_WRITTEN TASK_
Rewrite the entries below with each "pie-segment" changed to "pie-slice" and every other part kept the same. Leave the pictures out of your answer.

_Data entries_
'''
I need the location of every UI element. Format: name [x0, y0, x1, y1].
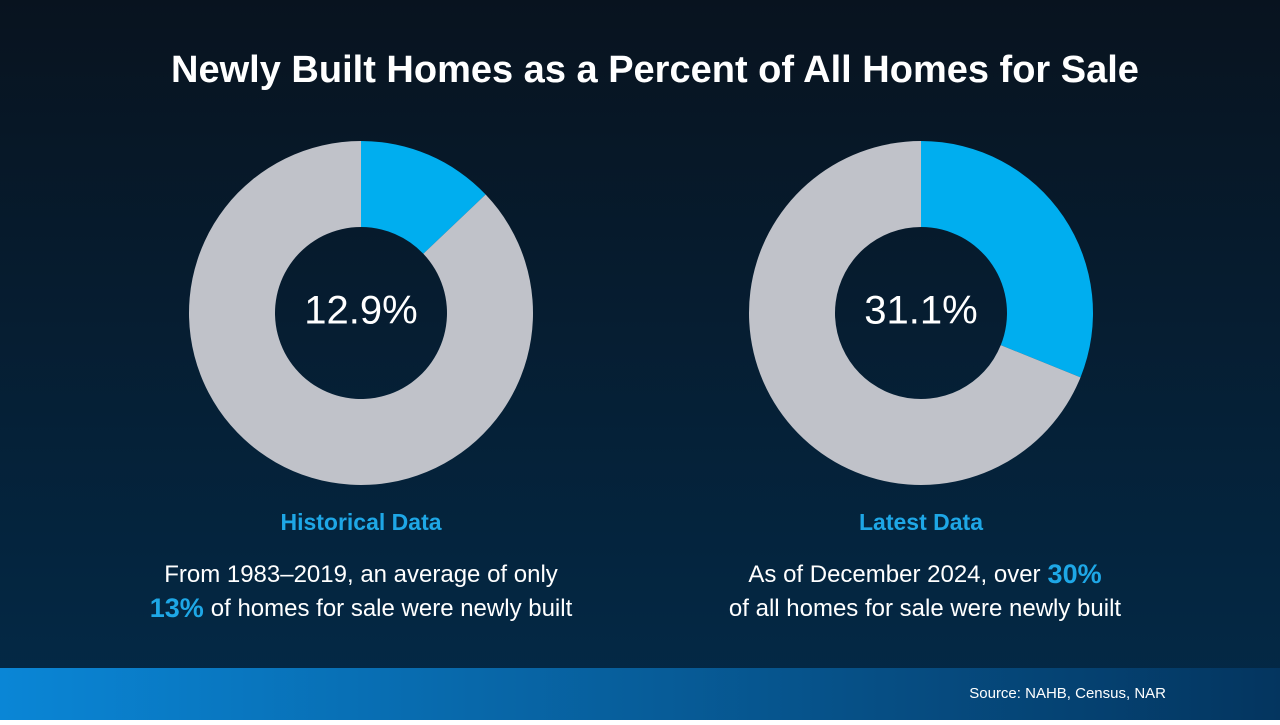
- description-text: 30%: [1048, 559, 1102, 589]
- description-text: of homes for sale were newly built: [211, 595, 573, 622]
- footer-band: [0, 668, 1280, 720]
- description-text: As of December 2024, over: [748, 561, 1040, 588]
- description-text: 13%: [150, 593, 204, 623]
- center-label: 12.9%: [304, 289, 417, 333]
- pie-segment: [361, 141, 486, 254]
- title: Newly Built Homes as a Percent of All Ho…: [171, 49, 1139, 91]
- chart-heading: Historical Data: [280, 509, 441, 535]
- description-line: As of December 2024, over 30%: [748, 559, 1101, 589]
- description-line: of all homes for sale were newly built: [729, 595, 1122, 622]
- description-line: 13% of homes for sale were newly built: [150, 593, 573, 623]
- source: Source: NAHB, Census, NAR: [969, 685, 1166, 702]
- pie-segment: [921, 141, 1093, 378]
- pie-segment: [749, 141, 1081, 485]
- description-text: From 1983–2019, an average of only: [164, 561, 558, 588]
- description-text: of all homes for sale were newly built: [729, 595, 1122, 622]
- description-line: From 1983–2019, an average of only: [164, 561, 558, 588]
- chart-heading: Latest Data: [859, 509, 983, 535]
- center-label: 31.1%: [864, 289, 977, 333]
- pie-segment: [189, 141, 534, 485]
'''
_SOLUTION TO THIS PROBLEM_
I need the location of every UI element. Format: name [x0, y0, x1, y1].
- description-text: 30%: [1048, 559, 1102, 589]
- description-text: of homes for sale were newly built: [211, 595, 573, 622]
- footer-band: [0, 668, 1280, 720]
- description-text: As of December 2024, over: [748, 561, 1040, 588]
- description-text: 13%: [150, 593, 204, 623]
- center-label: 12.9%: [304, 289, 417, 333]
- pie-slice: [361, 141, 486, 254]
- title: Newly Built Homes as a Percent of All Ho…: [171, 49, 1139, 91]
- chart-heading: Historical Data: [280, 509, 441, 535]
- description-line: As of December 2024, over 30%: [748, 559, 1101, 589]
- description-line: of all homes for sale were newly built: [729, 595, 1122, 622]
- description-line: 13% of homes for sale were newly built: [150, 593, 573, 623]
- source: Source: NAHB, Census, NAR: [969, 685, 1166, 702]
- pie-slice: [921, 141, 1093, 378]
- pie-slice: [749, 141, 1081, 485]
- description-text: From 1983–2019, an average of only: [164, 561, 558, 588]
- description-text: of all homes for sale were newly built: [729, 595, 1122, 622]
- description-line: From 1983–2019, an average of only: [164, 561, 558, 588]
- chart-heading: Latest Data: [859, 509, 983, 535]
- center-label: 31.1%: [864, 289, 977, 333]
- pie-slice: [189, 141, 534, 485]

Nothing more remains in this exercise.